In your copy, reproduce the entries exactly as they are, minus the images.

%%

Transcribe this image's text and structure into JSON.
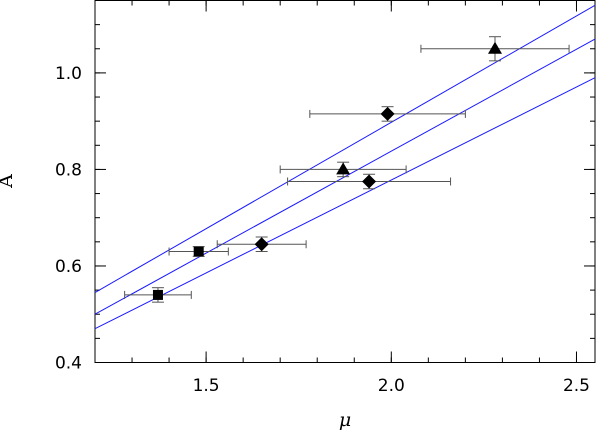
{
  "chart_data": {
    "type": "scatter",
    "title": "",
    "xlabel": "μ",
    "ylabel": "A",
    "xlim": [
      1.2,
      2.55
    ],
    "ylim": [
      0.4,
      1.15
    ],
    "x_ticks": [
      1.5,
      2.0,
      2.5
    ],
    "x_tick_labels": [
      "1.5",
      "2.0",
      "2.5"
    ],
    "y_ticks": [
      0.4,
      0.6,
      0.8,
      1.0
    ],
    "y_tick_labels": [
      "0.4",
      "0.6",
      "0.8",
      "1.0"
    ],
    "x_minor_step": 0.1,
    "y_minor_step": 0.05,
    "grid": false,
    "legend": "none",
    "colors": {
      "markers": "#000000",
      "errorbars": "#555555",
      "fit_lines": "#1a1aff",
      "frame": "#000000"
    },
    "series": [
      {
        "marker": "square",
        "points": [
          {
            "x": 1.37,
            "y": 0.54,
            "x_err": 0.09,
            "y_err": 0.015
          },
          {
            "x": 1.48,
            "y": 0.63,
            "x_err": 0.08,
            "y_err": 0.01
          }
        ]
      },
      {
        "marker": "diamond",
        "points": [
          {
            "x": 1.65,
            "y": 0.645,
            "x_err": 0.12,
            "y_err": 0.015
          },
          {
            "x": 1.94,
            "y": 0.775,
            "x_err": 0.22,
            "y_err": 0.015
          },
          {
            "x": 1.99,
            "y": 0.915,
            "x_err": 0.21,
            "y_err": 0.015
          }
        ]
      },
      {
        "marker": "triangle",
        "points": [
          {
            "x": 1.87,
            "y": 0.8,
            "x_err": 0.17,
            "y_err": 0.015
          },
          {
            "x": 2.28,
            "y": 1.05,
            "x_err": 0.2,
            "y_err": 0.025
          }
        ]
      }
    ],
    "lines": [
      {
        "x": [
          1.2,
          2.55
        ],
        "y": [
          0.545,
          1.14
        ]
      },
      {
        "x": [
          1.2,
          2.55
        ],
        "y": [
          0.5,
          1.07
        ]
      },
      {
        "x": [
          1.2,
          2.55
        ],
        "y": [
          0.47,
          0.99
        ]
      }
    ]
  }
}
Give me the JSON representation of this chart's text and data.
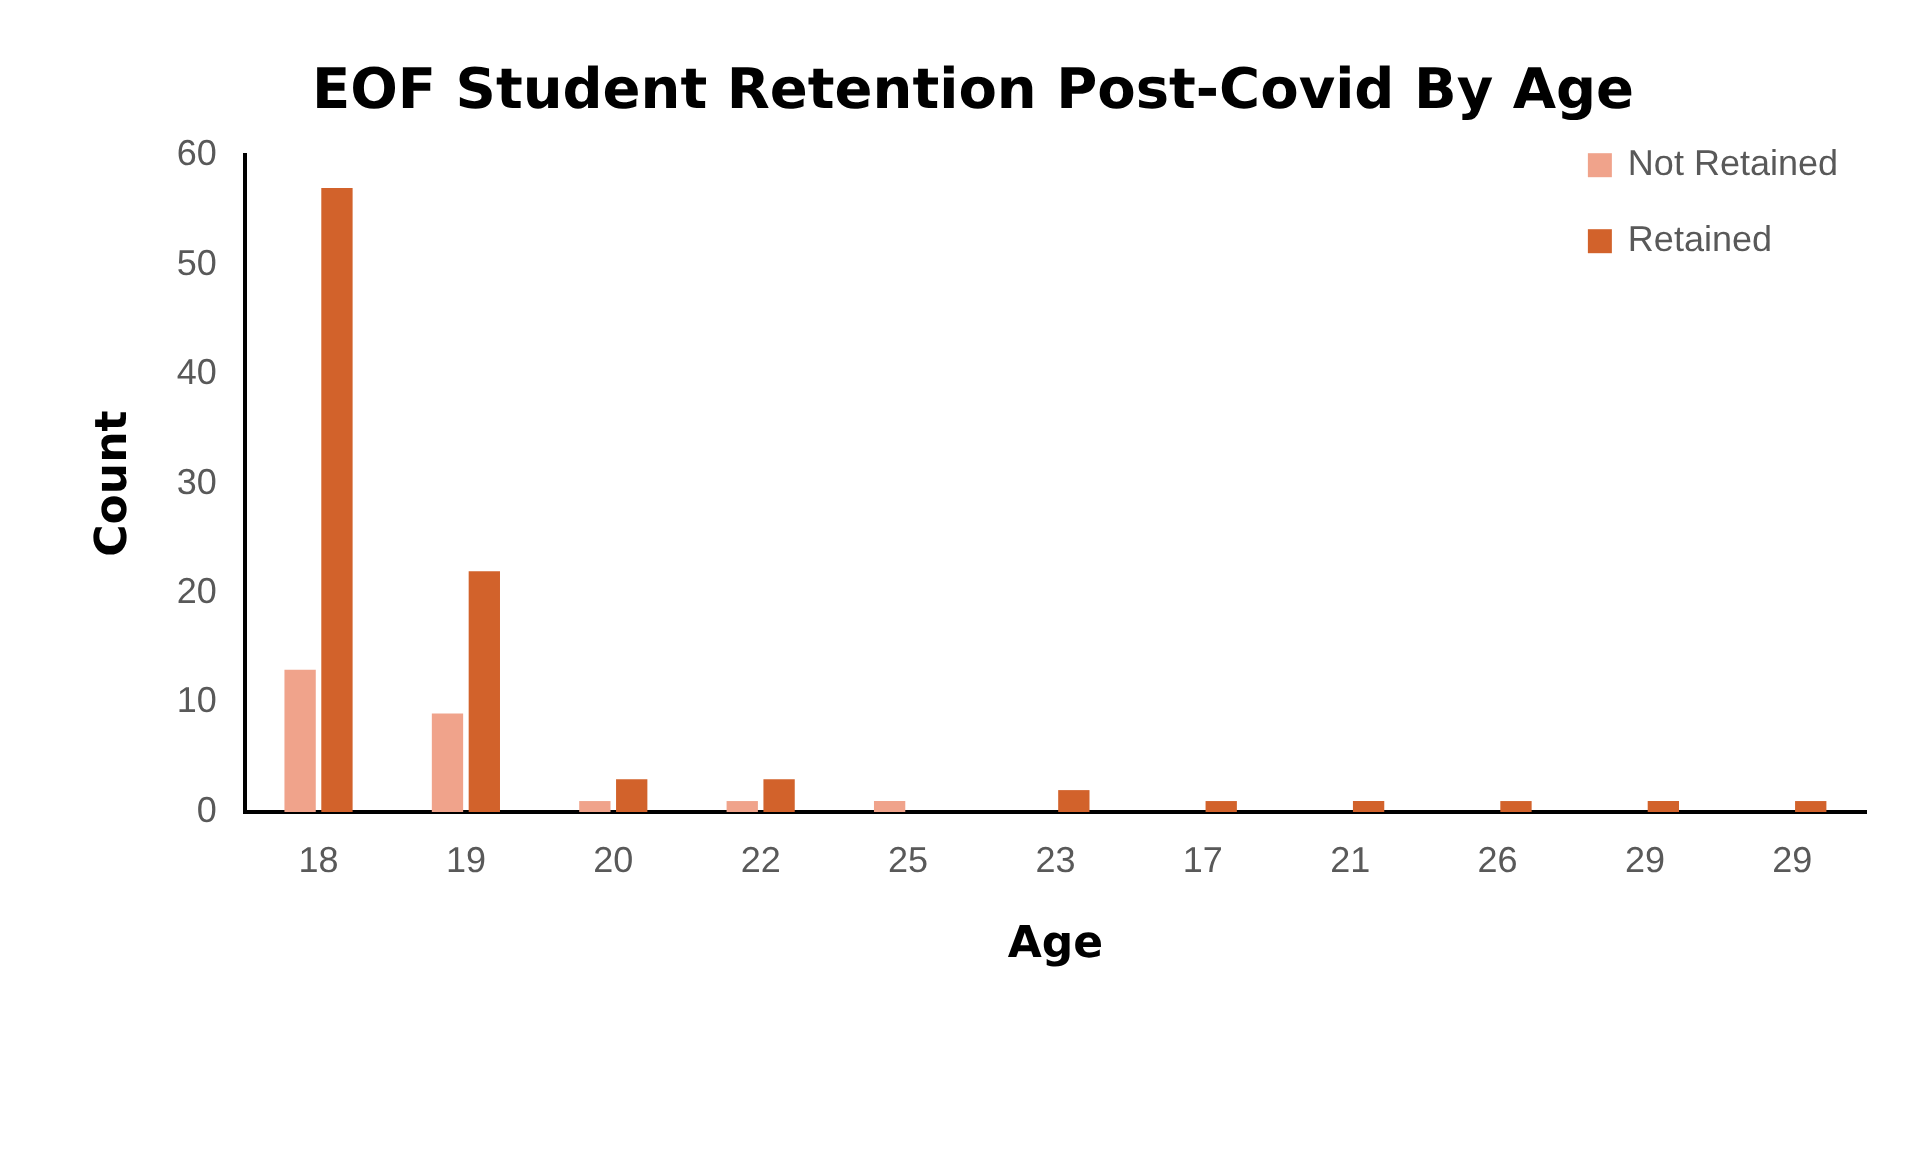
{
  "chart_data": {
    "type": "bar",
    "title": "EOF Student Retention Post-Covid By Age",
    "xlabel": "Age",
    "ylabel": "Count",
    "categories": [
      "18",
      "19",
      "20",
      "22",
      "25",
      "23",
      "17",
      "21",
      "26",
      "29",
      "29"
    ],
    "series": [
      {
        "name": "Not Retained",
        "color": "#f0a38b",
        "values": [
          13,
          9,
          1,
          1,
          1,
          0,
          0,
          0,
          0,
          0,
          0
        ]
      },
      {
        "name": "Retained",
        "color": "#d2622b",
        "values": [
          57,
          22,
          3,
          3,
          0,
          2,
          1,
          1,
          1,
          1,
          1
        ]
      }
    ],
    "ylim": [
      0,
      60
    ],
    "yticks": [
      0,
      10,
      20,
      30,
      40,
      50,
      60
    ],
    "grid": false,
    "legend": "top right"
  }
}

%%

• _Exercise solution_:
Transcribe this image's text and structure into JSON.
{
  "chart_data": {
    "type": "scatter",
    "title": "",
    "xlabel": "μ",
    "ylabel": "A",
    "xlim": [
      1.2,
      2.55
    ],
    "ylim": [
      0.4,
      1.15
    ],
    "x_ticks": [
      1.5,
      2.0,
      2.5
    ],
    "x_tick_labels": [
      "1.5",
      "2.0",
      "2.5"
    ],
    "y_ticks": [
      0.4,
      0.6,
      0.8,
      1.0
    ],
    "y_tick_labels": [
      "0.4",
      "0.6",
      "0.8",
      "1.0"
    ],
    "x_minor_step": 0.1,
    "y_minor_step": 0.05,
    "grid": false,
    "legend": "none",
    "colors": {
      "markers": "#000000",
      "errorbars": "#555555",
      "fit_lines": "#1a1aff",
      "frame": "#000000"
    },
    "series": [
      {
        "marker": "square",
        "points": [
          {
            "x": 1.37,
            "y": 0.54,
            "x_err": 0.09,
            "y_err": 0.015
          },
          {
            "x": 1.48,
            "y": 0.63,
            "x_err": 0.08,
            "y_err": 0.01
          }
        ]
      },
      {
        "marker": "diamond",
        "points": [
          {
            "x": 1.65,
            "y": 0.645,
            "x_err": 0.12,
            "y_err": 0.015
          },
          {
            "x": 1.94,
            "y": 0.775,
            "x_err": 0.22,
            "y_err": 0.015
          },
          {
            "x": 1.99,
            "y": 0.915,
            "x_err": 0.21,
            "y_err": 0.015
          }
        ]
      },
      {
        "marker": "triangle",
        "points": [
          {
            "x": 1.87,
            "y": 0.8,
            "x_err": 0.17,
            "y_err": 0.015
          },
          {
            "x": 2.28,
            "y": 1.05,
            "x_err": 0.2,
            "y_err": 0.025
          }
        ]
      }
    ],
    "lines": [
      {
        "x": [
          1.2,
          2.55
        ],
        "y": [
          0.545,
          1.14
        ]
      },
      {
        "x": [
          1.2,
          2.55
        ],
        "y": [
          0.5,
          1.07
        ]
      },
      {
        "x": [
          1.2,
          2.55
        ],
        "y": [
          0.47,
          0.99
        ]
      }
    ]
  }
}
Give me the JSON representation of this chart's text and data.
{
  "chart_data": {
    "type": "bar",
    "title": "EOF Student Retention Post-Covid By Age",
    "xlabel": "Age",
    "ylabel": "Count",
    "categories": [
      "18",
      "19",
      "20",
      "22",
      "25",
      "23",
      "17",
      "21",
      "26",
      "29",
      "29"
    ],
    "series": [
      {
        "name": "Not Retained",
        "color": "#f0a38b",
        "values": [
          13,
          9,
          1,
          1,
          1,
          0,
          0,
          0,
          0,
          0,
          0
        ]
      },
      {
        "name": "Retained",
        "color": "#d2622b",
        "values": [
          57,
          22,
          3,
          3,
          0,
          2,
          1,
          1,
          1,
          1,
          1
        ]
      }
    ],
    "ylim": [
      0,
      60
    ],
    "yticks": [
      0,
      10,
      20,
      30,
      40,
      50,
      60
    ],
    "grid": false,
    "legend": "top right"
  }
}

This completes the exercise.